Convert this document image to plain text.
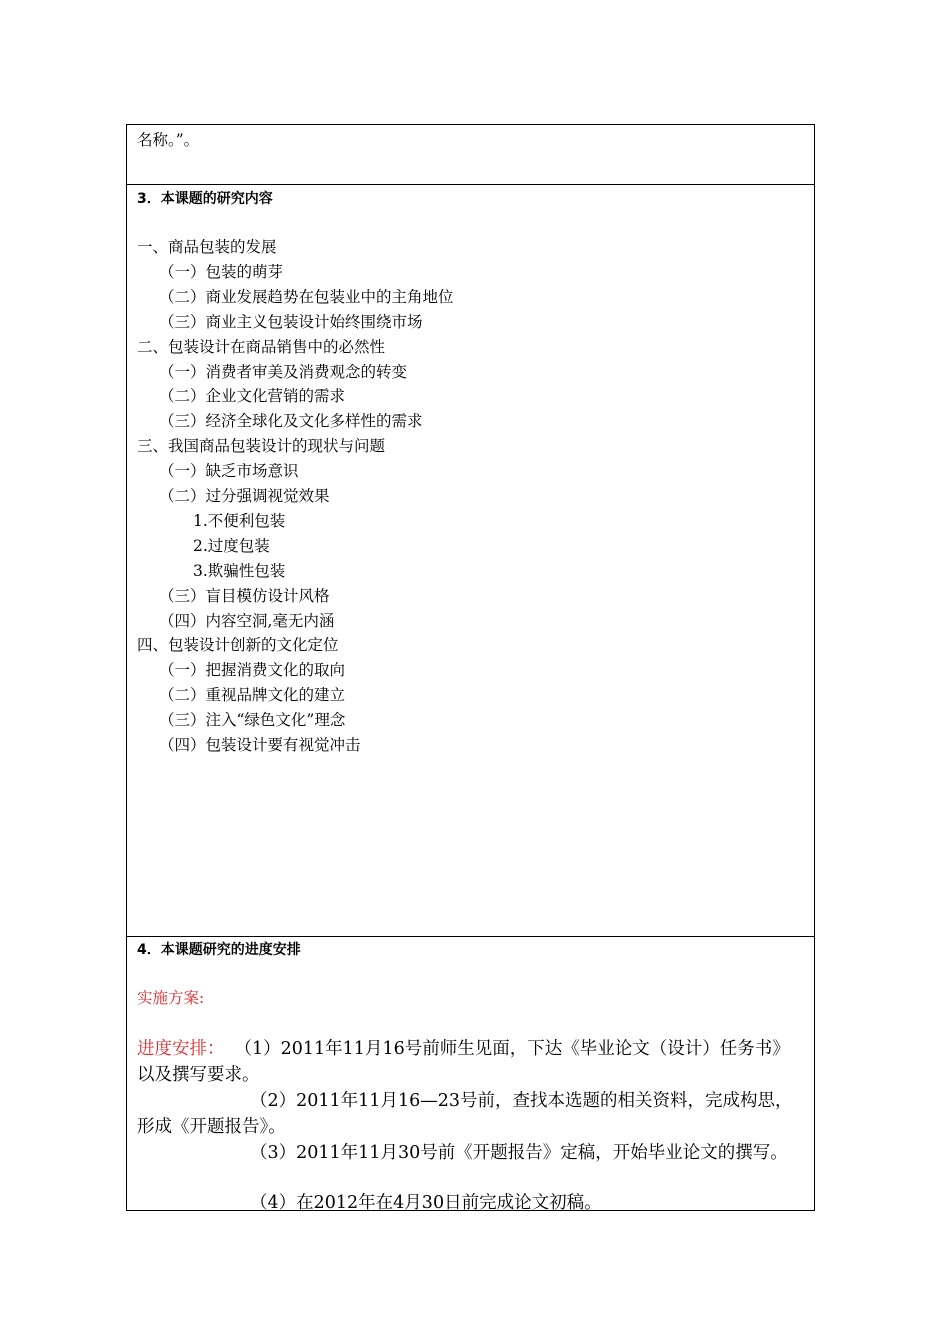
名称。”。
3．本课题的研究内容
一、商品包装的发展
（一）包装的萌芽
（二）商业发展趋势在包装业中的主角地位
（三）商业主义包装设计始终围绕市场
二、包装设计在商品销售中的必然性
（一）消费者审美及消费观念的转变
（二）企业文化营销的需求
（三）经济全球化及文化多样性的需求
三、我国商品包装设计的现状与问题
（一）缺乏市场意识
（二）过分强调视觉效果
1.不便利包装
2.过度包装
3.欺骗性包装
（三）盲目模仿设计风格
（四）内容空洞,毫无内涵
四、包装设计创新的文化定位
（一）把握消费文化的取向
（二）重视品牌文化的建立
（三）注入“绿色文化”理念
（四）包装设计要有视觉冲击
4．本课题研究的进度安排
实施方案:
进度安排： （1）2011年11月16号前师生见面，下达《毕业论文（设计）任务书》以及撰写要求。
（2）2011年11月16—23号前，查找本选题的相关资料，完成构思，形成《开题报告》。
（3）2011年11月30号前《开题报告》定稿，开始毕业论文的撰写。
（4）在2012年在4月30日前完成论文初稿。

■ **WRITTEN PROBLEM**
Show the lines from the data above that contain the string "开题报告".

■ **THE RESPONSE**
（2）2011年11月16—23号前，查找本选题的相关资料，完成构思，形成《开题报告》。
（3）2011年11月30号前《开题报告》定稿，开始毕业论文的撰写。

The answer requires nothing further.